--- What the task requires ---
Identify every line in the records below that contains the word "Windows", and copy each of those lines.

--- Data in this exercise ---
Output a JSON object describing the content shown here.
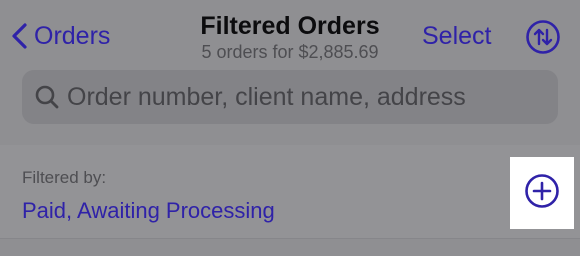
{
  "nav": {
    "back_label": "Orders",
    "title": "Filtered Orders",
    "subtitle": "5 orders for $2,885.69",
    "select_label": "Select",
    "sort_icon": "sort-arrows-icon"
  },
  "search": {
    "placeholder": "Order number, client name, address",
    "value": ""
  },
  "filter": {
    "label": "Filtered by:",
    "value": "Paid, Awaiting Processing",
    "add_icon": "plus-circle-icon"
  },
  "colors": {
    "accent": "#2f22a8",
    "background": "#8f8f92",
    "highlight": "#ffffff"
  }
}
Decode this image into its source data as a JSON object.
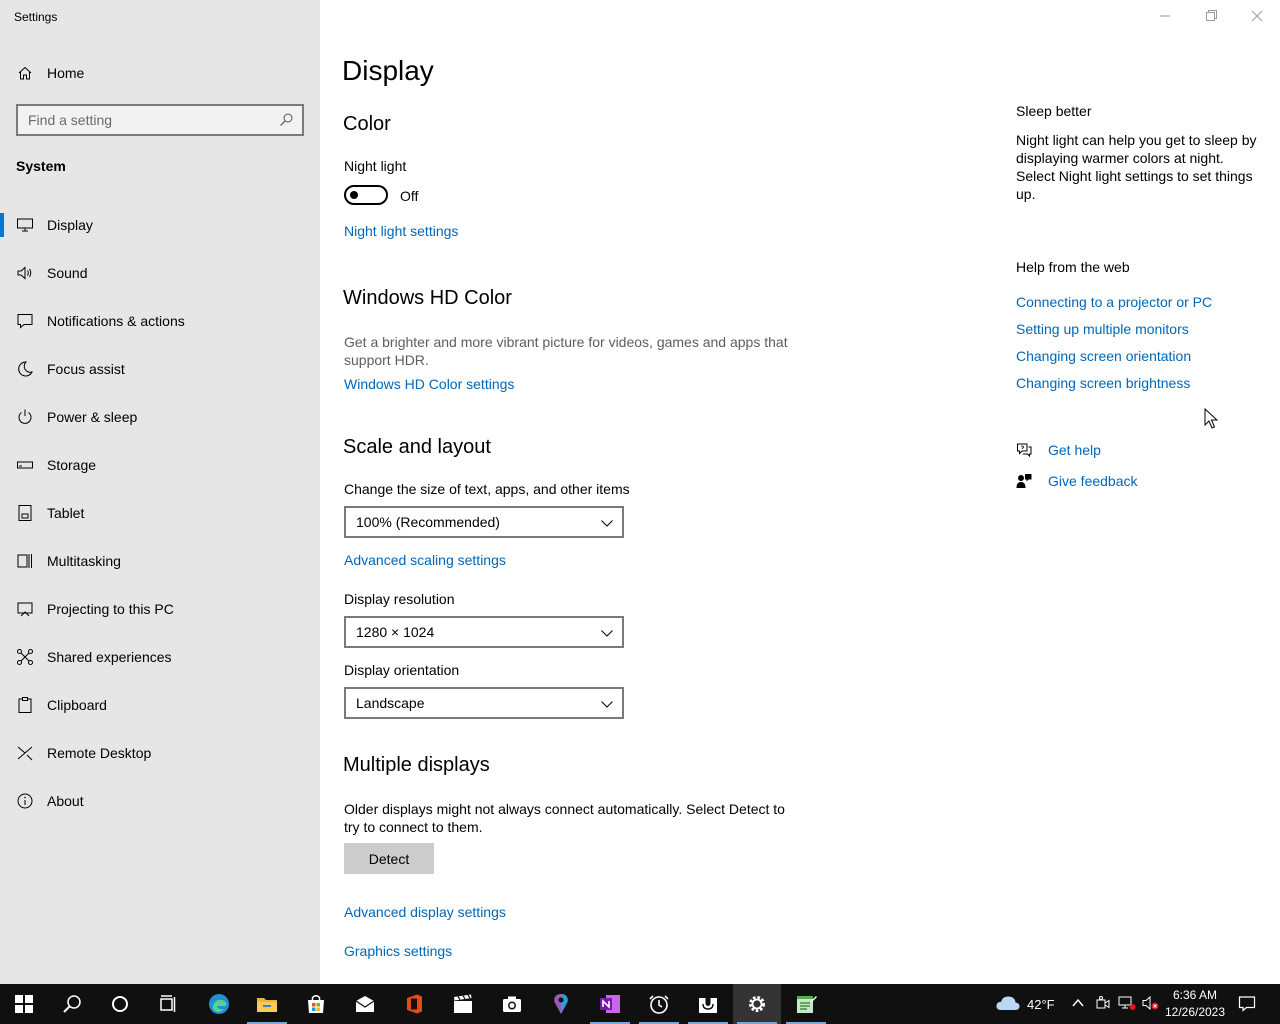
{
  "window": {
    "title": "Settings"
  },
  "sidebar": {
    "home_label": "Home",
    "search_placeholder": "Find a setting",
    "section": "System",
    "items": [
      {
        "label": "Display",
        "icon": "monitor-icon",
        "active": true
      },
      {
        "label": "Sound",
        "icon": "speaker-icon"
      },
      {
        "label": "Notifications & actions",
        "icon": "notification-icon"
      },
      {
        "label": "Focus assist",
        "icon": "moon-icon"
      },
      {
        "label": "Power & sleep",
        "icon": "power-icon"
      },
      {
        "label": "Storage",
        "icon": "storage-icon"
      },
      {
        "label": "Tablet",
        "icon": "tablet-icon"
      },
      {
        "label": "Multitasking",
        "icon": "multitasking-icon"
      },
      {
        "label": "Projecting to this PC",
        "icon": "projecting-icon"
      },
      {
        "label": "Shared experiences",
        "icon": "shared-icon"
      },
      {
        "label": "Clipboard",
        "icon": "clipboard-icon"
      },
      {
        "label": "Remote Desktop",
        "icon": "remote-desktop-icon"
      },
      {
        "label": "About",
        "icon": "info-icon"
      }
    ]
  },
  "main": {
    "title": "Display",
    "color": {
      "heading": "Color",
      "night_light_label": "Night light",
      "night_light_state": "Off",
      "night_light_link": "Night light settings"
    },
    "hd_color": {
      "heading": "Windows HD Color",
      "description": "Get a brighter and more vibrant picture for videos, games and apps that support HDR.",
      "link": "Windows HD Color settings"
    },
    "scale": {
      "heading": "Scale and layout",
      "size_label": "Change the size of text, apps, and other items",
      "size_value": "100% (Recommended)",
      "advanced_link": "Advanced scaling settings",
      "resolution_label": "Display resolution",
      "resolution_value": "1280 × 1024",
      "orientation_label": "Display orientation",
      "orientation_value": "Landscape"
    },
    "multiple": {
      "heading": "Multiple displays",
      "description": "Older displays might not always connect automatically. Select Detect to try to connect to them.",
      "detect_label": "Detect",
      "advanced_display_link": "Advanced display settings",
      "graphics_link": "Graphics settings"
    }
  },
  "aside": {
    "sleep_heading": "Sleep better",
    "sleep_text": "Night light can help you get to sleep by displaying warmer colors at night. Select Night light settings to set things up.",
    "help_heading": "Help from the web",
    "help_links": [
      "Connecting to a projector or PC",
      "Setting up multiple monitors",
      "Changing screen orientation",
      "Changing screen brightness"
    ],
    "get_help": "Get help",
    "give_feedback": "Give feedback"
  },
  "taskbar": {
    "weather": "42°F",
    "time": "6:36 AM",
    "date": "12/26/2023"
  },
  "colors": {
    "accent": "#0078d7",
    "link": "#0067b8",
    "sidebar_bg": "#e6e6e6",
    "taskbar_bg": "#101010"
  }
}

--- Written response ---
      "heading": "Windows HD Color",
      "link": "Windows HD Color settings"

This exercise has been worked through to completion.